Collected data
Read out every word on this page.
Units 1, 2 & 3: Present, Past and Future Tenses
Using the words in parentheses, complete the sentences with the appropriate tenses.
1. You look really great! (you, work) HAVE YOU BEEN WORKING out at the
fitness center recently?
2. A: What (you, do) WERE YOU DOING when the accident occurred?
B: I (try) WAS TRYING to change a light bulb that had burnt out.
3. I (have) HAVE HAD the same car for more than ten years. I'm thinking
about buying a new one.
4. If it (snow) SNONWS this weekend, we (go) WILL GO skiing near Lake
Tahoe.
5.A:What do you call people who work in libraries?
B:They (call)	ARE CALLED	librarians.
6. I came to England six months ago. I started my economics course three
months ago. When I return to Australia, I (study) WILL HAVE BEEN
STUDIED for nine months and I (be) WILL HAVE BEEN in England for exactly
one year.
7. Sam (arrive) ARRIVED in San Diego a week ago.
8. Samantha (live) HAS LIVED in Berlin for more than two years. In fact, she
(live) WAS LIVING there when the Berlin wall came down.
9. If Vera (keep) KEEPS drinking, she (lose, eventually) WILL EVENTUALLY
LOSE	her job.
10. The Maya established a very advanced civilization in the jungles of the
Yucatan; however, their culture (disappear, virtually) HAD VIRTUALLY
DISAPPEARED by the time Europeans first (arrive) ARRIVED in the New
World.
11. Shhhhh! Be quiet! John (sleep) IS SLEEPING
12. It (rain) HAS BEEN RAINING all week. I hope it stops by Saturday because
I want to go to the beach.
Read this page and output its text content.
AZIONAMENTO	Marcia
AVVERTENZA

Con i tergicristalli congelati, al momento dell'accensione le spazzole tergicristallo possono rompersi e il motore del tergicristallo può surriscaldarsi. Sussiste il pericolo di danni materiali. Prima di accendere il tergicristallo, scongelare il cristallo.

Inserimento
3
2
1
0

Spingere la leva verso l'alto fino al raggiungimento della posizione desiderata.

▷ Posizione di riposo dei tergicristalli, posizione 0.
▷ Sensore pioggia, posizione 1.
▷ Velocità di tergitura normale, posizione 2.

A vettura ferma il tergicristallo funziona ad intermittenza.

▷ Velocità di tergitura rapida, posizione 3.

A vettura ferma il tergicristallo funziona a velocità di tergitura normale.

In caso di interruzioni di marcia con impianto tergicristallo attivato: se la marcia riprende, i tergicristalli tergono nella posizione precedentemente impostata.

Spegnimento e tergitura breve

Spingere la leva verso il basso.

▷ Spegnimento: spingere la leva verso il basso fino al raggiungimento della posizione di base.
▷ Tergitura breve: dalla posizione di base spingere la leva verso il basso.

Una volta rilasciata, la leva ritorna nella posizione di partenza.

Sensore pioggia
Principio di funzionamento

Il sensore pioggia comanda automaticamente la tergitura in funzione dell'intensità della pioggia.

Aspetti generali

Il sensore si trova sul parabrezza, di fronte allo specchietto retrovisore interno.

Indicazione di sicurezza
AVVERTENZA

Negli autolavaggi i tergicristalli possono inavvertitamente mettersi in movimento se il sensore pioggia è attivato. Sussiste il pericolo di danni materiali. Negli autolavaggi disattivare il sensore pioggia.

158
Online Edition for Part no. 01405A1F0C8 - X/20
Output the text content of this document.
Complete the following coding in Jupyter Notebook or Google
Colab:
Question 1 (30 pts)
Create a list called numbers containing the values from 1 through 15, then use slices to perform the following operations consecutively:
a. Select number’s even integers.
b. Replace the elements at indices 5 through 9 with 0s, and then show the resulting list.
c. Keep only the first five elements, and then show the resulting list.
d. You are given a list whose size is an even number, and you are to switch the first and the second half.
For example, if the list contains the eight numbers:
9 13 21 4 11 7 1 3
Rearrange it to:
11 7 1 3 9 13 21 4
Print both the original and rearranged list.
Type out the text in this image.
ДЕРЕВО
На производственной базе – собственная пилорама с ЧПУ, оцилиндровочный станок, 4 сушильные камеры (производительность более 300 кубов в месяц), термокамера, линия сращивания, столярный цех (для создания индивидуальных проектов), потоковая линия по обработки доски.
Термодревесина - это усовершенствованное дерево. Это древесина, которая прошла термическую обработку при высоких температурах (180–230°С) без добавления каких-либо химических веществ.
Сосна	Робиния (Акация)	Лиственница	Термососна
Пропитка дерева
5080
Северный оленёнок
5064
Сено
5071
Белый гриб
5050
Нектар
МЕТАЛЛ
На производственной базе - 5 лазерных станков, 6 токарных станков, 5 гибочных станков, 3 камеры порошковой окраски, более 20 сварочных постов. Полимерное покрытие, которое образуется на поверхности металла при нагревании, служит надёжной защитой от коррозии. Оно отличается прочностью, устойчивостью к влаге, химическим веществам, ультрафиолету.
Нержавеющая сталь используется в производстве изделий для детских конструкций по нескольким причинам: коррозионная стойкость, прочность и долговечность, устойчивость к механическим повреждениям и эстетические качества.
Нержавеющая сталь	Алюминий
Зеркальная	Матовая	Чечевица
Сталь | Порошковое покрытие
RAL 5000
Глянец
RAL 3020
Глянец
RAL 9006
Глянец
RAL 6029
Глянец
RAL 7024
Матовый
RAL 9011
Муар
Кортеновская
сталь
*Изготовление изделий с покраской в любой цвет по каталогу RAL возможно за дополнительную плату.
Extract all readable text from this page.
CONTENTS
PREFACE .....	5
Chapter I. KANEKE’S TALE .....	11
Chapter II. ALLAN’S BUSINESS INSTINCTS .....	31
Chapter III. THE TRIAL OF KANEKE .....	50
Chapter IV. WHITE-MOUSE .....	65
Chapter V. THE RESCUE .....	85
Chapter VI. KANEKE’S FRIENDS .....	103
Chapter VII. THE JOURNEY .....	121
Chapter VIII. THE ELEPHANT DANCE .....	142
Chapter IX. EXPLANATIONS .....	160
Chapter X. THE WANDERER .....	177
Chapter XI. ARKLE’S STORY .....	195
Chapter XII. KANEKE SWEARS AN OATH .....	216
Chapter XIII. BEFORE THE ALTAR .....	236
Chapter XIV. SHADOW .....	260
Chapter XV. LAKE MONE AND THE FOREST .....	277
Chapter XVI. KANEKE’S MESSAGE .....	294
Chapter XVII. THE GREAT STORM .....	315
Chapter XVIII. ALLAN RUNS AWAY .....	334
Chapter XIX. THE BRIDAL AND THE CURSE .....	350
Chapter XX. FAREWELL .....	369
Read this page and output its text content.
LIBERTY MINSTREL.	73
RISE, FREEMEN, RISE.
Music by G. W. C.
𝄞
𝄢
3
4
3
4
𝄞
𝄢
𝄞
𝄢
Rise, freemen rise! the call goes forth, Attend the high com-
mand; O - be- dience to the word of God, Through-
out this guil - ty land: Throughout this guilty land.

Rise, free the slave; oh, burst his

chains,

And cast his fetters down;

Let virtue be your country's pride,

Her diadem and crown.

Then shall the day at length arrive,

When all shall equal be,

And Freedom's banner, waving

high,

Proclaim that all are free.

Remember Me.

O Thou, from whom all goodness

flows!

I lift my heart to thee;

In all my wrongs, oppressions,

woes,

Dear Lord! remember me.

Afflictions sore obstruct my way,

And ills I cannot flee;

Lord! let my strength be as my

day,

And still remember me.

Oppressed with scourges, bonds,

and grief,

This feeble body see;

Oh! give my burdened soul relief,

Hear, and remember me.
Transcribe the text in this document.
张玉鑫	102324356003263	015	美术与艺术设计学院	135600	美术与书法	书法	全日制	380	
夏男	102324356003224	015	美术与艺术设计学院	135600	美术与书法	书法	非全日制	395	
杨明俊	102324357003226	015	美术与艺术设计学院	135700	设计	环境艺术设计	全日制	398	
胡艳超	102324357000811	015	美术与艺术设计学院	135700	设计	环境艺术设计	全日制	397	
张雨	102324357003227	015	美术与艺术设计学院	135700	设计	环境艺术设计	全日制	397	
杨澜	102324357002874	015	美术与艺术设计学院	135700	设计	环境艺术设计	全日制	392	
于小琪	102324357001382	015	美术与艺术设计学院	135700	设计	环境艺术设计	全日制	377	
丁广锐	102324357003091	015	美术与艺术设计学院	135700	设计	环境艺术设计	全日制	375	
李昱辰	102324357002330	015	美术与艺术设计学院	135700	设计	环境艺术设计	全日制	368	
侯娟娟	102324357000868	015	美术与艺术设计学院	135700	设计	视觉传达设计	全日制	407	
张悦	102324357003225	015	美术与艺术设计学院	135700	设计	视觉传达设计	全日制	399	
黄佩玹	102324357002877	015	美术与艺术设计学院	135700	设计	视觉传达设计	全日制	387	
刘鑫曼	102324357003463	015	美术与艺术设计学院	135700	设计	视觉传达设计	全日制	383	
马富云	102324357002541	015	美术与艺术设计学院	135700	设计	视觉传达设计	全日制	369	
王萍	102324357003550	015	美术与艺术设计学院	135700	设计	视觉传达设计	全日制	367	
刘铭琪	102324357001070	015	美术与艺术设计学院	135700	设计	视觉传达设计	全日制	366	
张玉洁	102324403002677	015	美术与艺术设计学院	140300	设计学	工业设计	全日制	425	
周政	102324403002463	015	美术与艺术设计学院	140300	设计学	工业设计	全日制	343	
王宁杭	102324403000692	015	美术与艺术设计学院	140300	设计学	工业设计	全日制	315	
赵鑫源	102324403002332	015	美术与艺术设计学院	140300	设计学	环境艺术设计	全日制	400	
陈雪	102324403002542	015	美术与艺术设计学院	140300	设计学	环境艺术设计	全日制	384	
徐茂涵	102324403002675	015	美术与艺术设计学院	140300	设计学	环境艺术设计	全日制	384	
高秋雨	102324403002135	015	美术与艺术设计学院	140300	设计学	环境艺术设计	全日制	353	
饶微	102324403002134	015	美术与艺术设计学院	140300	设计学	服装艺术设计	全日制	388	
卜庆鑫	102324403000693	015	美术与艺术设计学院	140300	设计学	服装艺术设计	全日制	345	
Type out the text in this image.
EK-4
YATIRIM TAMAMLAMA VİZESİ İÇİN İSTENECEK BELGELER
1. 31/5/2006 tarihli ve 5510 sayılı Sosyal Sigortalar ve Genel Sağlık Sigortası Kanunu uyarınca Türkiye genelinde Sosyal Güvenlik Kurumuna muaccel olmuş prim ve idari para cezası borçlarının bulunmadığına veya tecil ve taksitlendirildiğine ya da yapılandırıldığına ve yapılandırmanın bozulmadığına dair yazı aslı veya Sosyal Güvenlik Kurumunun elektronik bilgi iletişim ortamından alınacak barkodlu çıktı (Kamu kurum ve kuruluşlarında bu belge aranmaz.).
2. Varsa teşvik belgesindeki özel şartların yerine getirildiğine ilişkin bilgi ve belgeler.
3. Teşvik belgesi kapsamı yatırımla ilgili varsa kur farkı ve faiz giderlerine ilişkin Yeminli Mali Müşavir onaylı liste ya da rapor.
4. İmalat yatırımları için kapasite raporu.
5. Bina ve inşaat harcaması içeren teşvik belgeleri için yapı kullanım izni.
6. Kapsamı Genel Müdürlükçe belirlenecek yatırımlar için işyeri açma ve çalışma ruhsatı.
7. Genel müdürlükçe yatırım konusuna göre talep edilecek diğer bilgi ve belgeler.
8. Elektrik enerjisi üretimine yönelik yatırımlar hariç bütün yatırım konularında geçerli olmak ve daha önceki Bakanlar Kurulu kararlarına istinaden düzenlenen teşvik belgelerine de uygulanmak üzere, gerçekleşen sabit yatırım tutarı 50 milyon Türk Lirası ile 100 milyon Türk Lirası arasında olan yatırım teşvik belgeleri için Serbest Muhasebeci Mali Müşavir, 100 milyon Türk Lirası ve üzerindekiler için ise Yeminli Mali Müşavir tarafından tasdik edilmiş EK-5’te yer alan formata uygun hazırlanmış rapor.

» **Task brief**
Filter the records down to the lines that contain the string "following", and copy those lines.

» **Result**
Complete the following coding in Jupyter Notebook or Google
Create a list called numbers containing the values from 1 through 15, then use slices to perform the following operations consecutively:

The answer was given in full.